(Saved entries)
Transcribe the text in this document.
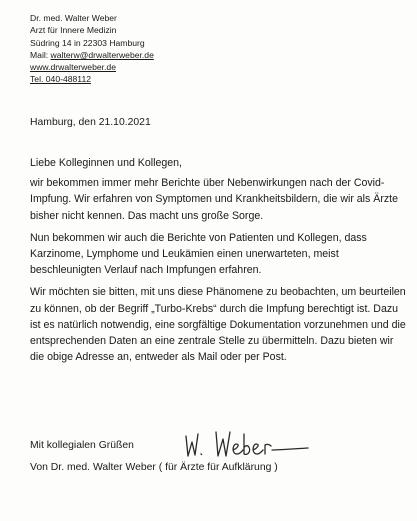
Dr. med. Walter Weber
Arzt für Innere Medizin
Südring 14 in 22303 Hamburg
Mail: walterw@drwalterweber.de
www.drwalterweber.de
Tel. 040-488112
Hamburg, den 21.10.2021

Liebe Kolleginnen und Kollegen,

wir bekommen immer mehr Berichte über Nebenwirkungen nach der Covid-Impfung. Wir erfahren von Symptomen und Krankheitsbildern, die wir als Ärzte bisher nicht kennen. Das macht uns große Sorge.

Nun bekommen wir auch die Berichte von Patienten und Kollegen, dass Karzinome, Lymphome und Leukämien einen unerwarteten, meist beschleunigten Verlauf nach Impfungen erfahren.

Wir möchten sie bitten, mit uns diese Phänomene zu beobachten, um beurteilen zu können, ob der Begriff „Turbo-Krebs“ durch die Impfung berechtigt ist. Dazu ist es natürlich notwendig, eine sorgfältige Dokumentation vorzunehmen und die entsprechenden Daten an eine zentrale Stelle zu übermitteln. Dazu bieten wir die obige Adresse an, entweder als Mail oder per Post.

Mit kollegialen Grüßen
Von Dr. med. Walter Weber ( für Ärzte für Aufklärung )
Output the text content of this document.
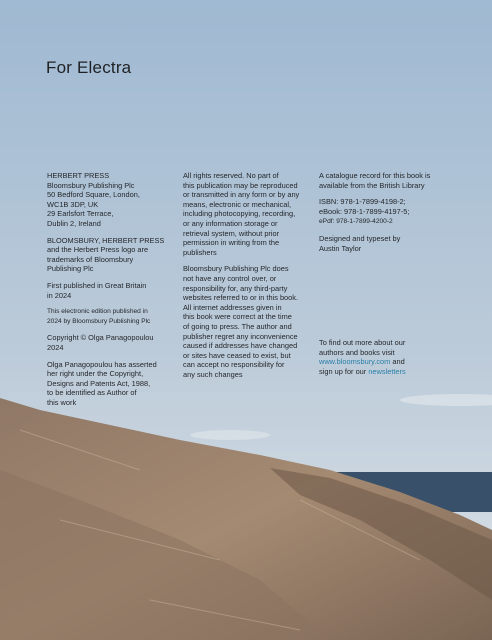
For Electra

HERBERT PRESS
Bloomsbury Publishing Plc
50 Bedford Square, London,
WC1B 3DP, UK
29 Earlsfort Terrace,
Dublin 2, Ireland

BLOOMSBURY, HERBERT PRESS
and the Herbert Press logo are
trademarks of Bloomsbury
Publishing Plc

First published in Great Britain
in 2024

This electronic edition published in
2024 by Bloomsbury Publishing Plc

Copyright © Olga Panagopoulou
2024

Olga Panagopoulou has asserted
her right under the Copyright,
Designs and Patents Act, 1988,
to be identified as Author of
this work

All rights reserved. No part of
this publication may be reproduced
or transmitted in any form or by any
means, electronic or mechanical,
including photocopying, recording,
or any information storage or
retrieval system, without prior
permission in writing from the
publishers

Bloomsbury Publishing Plc does
not have any control over, or
responsibility for, any third-party
websites referred to or in this book.
All internet addresses given in
this book were correct at the time
of going to press. The author and
publisher regret any inconvenience
caused if addresses have changed
or sites have ceased to exist, but
can accept no responsibility for
any such changes

A catalogue record for this book is
available from the British Library

ISBN: 978-1-7899-4198-2;
eBook: 978-1-7899-4197-5;
ePdf: 978-1-7899-4200-2

Designed and typeset by
Austin Taylor

To find out more about our
authors and books visit
www.bloomsbury.com and
sign up for our newsletters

== EXERCISE AIM ==
From the records, copy every line that has the string "Olga" in it.

== ANSWER BELOW ==
Copyright © Olga Panagopoulou
Olga Panagopoulou has asserted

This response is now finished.